In March, the International Energy Agency’s 31 member countries, mainly the US and European nations plus Japan and South Korea, pledged to release 62.7 million barrels of oil from emergency reserves, followed by an additional release of 120 million barrels in April, in response to the impact of the Ukraine-Russia conflict.

Oil prices climbed in February in the wake of the conflict before hitting more than $100 a barrel in March.

At the Future Investment Initiative event in Riyadh last week, Saudi Energy Minister Prince Abdulaziz bin Salman took aim at Western governments that have released millions of barrels of crude to ease prices and accused them of trying to “manipulate” prices, the Wall Street Journal reported.

Syed Muhammad Osama Rizvi, an energy and economic analyst at data monitor Primary Vision Network, told China Daily that he believes the release of strategic petroleum reserves “is not a long-term solution”.

*Stated task 1*:
According to the oil reserves text, how many barrels of oil did the International Energy Agency's member countries pledge to release in March?

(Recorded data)
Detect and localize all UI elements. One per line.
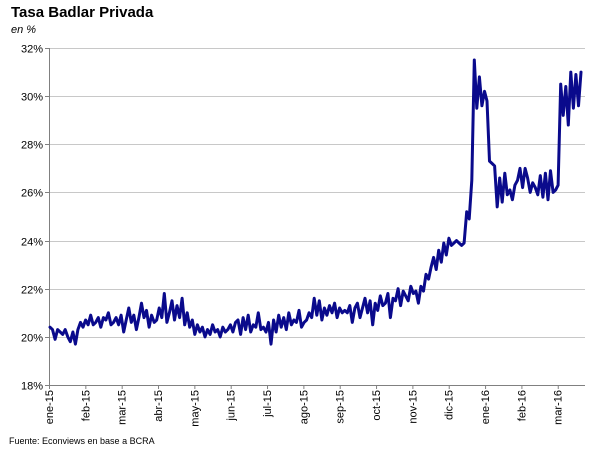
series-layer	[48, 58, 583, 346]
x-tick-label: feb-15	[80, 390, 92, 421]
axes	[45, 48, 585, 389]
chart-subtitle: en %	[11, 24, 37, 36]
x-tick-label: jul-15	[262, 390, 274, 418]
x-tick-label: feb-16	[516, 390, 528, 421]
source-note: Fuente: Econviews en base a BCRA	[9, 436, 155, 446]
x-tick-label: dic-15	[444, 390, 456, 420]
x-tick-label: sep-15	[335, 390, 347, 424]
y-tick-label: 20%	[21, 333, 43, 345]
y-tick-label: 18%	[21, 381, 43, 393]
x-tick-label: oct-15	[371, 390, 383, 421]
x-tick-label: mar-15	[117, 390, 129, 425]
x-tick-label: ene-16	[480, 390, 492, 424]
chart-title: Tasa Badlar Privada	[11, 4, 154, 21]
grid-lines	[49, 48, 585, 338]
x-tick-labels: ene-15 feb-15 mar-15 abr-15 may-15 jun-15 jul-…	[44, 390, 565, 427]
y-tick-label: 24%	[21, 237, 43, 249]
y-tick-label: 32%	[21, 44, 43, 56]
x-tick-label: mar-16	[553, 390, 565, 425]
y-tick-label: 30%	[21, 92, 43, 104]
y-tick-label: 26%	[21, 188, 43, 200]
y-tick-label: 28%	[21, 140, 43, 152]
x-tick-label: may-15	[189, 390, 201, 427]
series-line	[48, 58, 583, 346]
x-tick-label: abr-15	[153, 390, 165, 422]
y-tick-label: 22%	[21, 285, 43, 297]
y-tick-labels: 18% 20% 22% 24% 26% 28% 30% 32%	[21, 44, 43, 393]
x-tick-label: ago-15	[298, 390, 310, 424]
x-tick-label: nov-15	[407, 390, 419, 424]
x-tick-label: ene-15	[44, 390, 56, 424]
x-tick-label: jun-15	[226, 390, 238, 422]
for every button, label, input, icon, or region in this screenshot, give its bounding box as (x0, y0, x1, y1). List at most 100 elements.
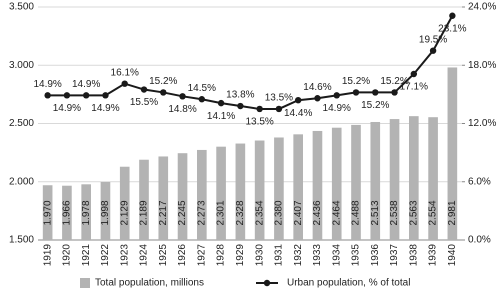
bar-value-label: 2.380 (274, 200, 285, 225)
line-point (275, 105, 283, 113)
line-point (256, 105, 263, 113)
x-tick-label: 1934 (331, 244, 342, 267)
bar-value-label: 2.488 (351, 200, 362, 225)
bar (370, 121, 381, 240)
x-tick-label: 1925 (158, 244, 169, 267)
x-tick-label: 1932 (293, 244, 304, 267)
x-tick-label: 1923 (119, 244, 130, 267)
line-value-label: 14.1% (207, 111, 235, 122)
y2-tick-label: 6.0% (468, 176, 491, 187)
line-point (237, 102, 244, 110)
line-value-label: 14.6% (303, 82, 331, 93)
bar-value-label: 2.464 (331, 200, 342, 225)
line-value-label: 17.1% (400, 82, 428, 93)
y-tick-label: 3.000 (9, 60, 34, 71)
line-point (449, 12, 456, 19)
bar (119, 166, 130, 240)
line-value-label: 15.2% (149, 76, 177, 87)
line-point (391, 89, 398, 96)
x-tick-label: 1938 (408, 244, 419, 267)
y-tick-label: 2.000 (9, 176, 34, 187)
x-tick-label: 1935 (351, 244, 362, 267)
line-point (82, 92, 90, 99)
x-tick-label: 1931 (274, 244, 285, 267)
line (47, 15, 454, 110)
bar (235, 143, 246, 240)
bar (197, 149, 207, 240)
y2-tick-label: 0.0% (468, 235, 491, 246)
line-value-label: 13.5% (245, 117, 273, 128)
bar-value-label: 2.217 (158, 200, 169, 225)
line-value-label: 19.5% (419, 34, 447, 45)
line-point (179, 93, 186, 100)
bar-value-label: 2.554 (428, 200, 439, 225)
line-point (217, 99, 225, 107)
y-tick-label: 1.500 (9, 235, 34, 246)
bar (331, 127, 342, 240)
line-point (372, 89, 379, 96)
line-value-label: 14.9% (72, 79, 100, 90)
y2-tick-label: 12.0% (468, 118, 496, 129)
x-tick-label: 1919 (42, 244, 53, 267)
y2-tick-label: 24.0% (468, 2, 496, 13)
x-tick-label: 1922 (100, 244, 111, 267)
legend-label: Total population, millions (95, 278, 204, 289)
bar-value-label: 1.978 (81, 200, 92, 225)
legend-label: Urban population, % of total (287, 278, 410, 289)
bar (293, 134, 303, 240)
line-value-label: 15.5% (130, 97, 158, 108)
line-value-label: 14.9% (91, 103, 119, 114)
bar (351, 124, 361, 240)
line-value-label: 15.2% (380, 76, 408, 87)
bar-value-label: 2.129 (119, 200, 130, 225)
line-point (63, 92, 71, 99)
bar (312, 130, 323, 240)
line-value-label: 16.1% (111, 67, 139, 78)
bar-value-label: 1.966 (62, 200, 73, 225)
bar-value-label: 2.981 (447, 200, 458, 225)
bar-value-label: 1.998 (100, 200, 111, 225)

*Stated task 2*:
Rewrite everything in the rows from the line containing "bar-value-label: 2.380 (274, 200, 285, 225)" down to the line containing "x-tick-label: 1925 (158, 244, 169, 267)", changing "line-point" to "line-marker" and keeping all else the same; output only those lines.

*Problem solution 1*:
62.7 million barrels

*Problem solution 2*:
bar-value-label: 2.380 (274, 200, 285, 225)
line-marker (275, 105, 283, 113)
line-marker (256, 105, 263, 113)
x-tick-label: 1934 (331, 244, 342, 267)
bar-value-label: 2.488 (351, 200, 362, 225)
bar (370, 121, 381, 240)
x-tick-label: 1925 (158, 244, 169, 267)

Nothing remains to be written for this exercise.